# What's the storm damage in your household/area



## Francis Cebedo (Aug 1, 2001)

What a haymaker!!

Any damage to you? What kind of stuff have you seen? Yesterday was a windstorm in the south bay and today was a rainmaker.

I lost power yesterday for a few hours during the wind. My chimney cover flew off and put a huge divot in my lawn. It missed the car, thankfully. Today, I cruised around the neighborhood and saw a lot of downed trees and fences.

I drove around Stevens Canyon and there's water and debris all over the place. There's a bunch of mudslides too.

francois


------------------
Posted on Mon, Jan. 02, 2006
Friend tells of bicyclist's death by tree

ymcBy Sandra Gonzales

mcMercury News

The bicyclist who was killed by a tree in Los Altos Hills while riding during Sunday's storm was identified by a friend Monday as a 39-year-old research scientist from Redwood City.

# EXERCISE TASK
Print the storm damage thread word for word, everything from "mcMercury News" down to "from Redwood City.".

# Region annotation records
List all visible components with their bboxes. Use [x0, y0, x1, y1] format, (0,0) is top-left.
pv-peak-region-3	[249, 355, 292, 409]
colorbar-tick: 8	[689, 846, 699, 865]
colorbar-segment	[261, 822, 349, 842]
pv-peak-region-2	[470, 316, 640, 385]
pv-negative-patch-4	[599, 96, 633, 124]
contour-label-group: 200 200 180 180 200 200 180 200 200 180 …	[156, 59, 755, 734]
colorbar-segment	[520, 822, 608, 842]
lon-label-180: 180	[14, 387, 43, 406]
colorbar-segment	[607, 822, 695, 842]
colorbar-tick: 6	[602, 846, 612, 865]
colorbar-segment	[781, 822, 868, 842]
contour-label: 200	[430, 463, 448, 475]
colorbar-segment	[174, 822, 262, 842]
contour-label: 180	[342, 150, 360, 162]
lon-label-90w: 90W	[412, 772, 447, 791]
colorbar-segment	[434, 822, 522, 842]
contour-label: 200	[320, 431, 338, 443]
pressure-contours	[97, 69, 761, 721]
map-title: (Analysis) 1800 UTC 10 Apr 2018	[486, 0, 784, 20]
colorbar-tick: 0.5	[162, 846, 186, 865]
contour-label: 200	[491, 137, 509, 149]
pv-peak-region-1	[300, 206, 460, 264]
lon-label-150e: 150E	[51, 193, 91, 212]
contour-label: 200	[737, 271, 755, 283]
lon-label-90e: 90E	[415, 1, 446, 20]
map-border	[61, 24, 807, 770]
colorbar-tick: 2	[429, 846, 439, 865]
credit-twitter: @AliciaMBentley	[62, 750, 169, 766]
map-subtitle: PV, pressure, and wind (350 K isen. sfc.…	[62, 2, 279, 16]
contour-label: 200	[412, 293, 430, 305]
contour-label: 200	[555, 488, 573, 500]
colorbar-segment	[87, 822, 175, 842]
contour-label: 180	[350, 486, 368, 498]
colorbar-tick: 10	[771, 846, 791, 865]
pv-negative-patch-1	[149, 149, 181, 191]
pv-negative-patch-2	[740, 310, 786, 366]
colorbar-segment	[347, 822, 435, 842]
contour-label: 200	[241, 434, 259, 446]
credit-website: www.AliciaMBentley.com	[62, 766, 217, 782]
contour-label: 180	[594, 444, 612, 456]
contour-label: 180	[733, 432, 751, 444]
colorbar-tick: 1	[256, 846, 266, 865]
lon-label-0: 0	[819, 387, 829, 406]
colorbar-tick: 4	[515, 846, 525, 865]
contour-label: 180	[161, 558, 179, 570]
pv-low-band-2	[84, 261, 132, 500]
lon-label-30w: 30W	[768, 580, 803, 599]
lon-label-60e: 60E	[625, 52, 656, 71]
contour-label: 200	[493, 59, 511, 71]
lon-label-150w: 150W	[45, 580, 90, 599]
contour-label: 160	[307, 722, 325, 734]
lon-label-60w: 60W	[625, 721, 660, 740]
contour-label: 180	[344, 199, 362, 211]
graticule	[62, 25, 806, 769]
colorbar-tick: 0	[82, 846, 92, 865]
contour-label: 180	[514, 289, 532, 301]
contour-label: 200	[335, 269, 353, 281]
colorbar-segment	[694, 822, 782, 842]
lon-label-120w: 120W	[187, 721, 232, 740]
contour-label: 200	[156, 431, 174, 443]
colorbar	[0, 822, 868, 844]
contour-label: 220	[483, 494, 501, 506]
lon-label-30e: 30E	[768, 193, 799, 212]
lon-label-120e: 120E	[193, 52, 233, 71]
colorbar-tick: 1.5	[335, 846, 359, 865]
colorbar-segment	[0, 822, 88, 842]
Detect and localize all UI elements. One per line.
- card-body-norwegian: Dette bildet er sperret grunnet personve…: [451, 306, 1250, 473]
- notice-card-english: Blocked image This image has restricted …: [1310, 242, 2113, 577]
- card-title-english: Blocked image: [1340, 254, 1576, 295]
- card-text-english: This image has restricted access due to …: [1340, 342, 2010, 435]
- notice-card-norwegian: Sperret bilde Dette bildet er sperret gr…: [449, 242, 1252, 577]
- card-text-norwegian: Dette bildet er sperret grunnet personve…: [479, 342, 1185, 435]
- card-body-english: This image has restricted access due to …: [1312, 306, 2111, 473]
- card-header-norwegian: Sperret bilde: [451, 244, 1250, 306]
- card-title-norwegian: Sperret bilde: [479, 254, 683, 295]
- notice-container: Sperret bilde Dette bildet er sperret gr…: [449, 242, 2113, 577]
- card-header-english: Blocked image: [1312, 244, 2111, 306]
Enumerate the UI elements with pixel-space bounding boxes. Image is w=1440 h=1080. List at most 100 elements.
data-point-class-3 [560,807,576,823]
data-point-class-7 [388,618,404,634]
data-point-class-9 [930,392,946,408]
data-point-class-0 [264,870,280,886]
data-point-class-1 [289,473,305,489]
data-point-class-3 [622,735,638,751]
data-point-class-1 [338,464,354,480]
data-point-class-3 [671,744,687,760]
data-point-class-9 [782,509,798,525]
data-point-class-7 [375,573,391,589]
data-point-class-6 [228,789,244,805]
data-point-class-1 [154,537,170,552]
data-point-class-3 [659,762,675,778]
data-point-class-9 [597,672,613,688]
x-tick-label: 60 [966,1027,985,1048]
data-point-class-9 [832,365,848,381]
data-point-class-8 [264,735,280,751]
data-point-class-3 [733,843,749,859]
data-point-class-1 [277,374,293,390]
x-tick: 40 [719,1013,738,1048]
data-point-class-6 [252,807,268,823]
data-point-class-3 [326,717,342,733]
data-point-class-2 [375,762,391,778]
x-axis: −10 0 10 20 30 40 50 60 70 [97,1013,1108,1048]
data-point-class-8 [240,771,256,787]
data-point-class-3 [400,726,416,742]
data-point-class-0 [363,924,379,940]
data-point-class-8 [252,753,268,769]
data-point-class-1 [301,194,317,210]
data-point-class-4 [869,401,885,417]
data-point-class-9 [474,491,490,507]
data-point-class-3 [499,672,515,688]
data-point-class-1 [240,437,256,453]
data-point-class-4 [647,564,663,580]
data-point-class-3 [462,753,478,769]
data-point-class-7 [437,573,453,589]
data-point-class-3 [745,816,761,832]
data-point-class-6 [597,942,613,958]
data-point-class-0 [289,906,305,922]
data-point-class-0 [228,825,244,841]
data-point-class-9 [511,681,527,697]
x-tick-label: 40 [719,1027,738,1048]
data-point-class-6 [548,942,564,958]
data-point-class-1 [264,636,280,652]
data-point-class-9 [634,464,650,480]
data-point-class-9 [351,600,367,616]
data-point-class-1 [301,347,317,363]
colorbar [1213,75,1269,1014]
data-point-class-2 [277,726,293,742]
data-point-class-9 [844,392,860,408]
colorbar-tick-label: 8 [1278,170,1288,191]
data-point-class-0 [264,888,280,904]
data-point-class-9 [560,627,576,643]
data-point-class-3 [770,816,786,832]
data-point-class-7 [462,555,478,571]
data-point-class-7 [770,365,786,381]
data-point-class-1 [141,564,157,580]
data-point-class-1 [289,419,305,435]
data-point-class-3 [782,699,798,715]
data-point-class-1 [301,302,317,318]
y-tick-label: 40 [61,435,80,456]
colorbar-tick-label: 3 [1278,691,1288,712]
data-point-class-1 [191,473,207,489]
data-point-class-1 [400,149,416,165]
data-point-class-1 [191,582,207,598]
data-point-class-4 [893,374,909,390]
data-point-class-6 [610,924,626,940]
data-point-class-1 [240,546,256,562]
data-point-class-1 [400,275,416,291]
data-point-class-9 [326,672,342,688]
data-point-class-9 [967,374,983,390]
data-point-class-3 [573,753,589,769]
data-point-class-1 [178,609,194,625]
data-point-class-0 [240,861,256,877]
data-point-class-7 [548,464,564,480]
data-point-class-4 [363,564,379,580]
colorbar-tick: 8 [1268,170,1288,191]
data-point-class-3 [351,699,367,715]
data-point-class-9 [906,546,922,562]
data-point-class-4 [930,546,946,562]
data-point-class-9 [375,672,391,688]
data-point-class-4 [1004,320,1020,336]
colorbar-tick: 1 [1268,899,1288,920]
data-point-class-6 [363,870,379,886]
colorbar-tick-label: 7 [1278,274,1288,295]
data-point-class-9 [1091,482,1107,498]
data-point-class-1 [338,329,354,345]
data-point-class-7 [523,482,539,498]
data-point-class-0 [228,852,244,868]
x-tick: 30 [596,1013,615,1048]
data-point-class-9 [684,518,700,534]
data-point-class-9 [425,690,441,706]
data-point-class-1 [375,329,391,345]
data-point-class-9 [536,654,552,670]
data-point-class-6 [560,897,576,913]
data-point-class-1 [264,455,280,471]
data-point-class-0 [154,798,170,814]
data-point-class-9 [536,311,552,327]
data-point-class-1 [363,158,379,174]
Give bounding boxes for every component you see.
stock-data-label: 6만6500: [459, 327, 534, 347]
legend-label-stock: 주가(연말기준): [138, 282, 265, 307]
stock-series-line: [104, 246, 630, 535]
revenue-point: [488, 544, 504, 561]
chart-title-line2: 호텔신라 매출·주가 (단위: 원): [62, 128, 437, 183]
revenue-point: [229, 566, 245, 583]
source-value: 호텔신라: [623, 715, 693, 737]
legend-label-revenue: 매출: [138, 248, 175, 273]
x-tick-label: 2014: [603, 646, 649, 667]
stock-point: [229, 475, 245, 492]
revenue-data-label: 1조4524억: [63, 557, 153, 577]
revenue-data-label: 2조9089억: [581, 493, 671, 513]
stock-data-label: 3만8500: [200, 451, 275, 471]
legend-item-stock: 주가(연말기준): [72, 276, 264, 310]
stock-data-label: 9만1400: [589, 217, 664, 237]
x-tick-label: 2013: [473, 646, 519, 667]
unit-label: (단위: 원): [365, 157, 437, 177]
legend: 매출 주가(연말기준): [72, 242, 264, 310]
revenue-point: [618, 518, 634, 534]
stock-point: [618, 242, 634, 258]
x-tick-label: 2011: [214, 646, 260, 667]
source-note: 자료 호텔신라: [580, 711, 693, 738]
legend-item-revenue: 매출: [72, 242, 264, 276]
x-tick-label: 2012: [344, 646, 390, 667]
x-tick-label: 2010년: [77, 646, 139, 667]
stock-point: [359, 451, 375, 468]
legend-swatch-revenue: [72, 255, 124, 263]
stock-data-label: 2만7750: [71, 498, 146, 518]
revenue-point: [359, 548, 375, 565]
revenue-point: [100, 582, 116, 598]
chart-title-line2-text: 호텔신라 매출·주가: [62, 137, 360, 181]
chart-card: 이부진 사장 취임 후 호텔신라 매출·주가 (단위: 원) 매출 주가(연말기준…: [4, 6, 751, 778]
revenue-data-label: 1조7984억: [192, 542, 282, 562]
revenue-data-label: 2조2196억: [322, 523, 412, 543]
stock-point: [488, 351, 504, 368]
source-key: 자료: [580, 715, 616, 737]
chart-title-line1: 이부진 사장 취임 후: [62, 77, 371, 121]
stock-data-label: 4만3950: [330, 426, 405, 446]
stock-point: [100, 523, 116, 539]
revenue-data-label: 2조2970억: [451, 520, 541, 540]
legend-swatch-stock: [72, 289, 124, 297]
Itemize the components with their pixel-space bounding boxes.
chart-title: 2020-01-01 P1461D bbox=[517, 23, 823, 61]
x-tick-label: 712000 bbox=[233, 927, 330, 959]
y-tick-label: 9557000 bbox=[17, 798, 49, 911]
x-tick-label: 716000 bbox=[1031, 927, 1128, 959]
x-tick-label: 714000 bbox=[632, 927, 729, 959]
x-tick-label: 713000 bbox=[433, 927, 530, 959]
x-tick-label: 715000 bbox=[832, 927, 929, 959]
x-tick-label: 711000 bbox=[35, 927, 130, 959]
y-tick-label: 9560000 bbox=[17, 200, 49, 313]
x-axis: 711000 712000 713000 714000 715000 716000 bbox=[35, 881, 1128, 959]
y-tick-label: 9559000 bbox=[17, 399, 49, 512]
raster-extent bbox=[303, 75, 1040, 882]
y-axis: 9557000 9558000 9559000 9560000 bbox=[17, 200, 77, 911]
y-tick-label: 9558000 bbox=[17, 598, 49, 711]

# TASK RESULT
mcMercury News

The bicyclist who was killed by a tree in Los Altos Hills while riding during Sunday's storm was identified by a friend Monday as a 39-year-old research scientist from Redwood City.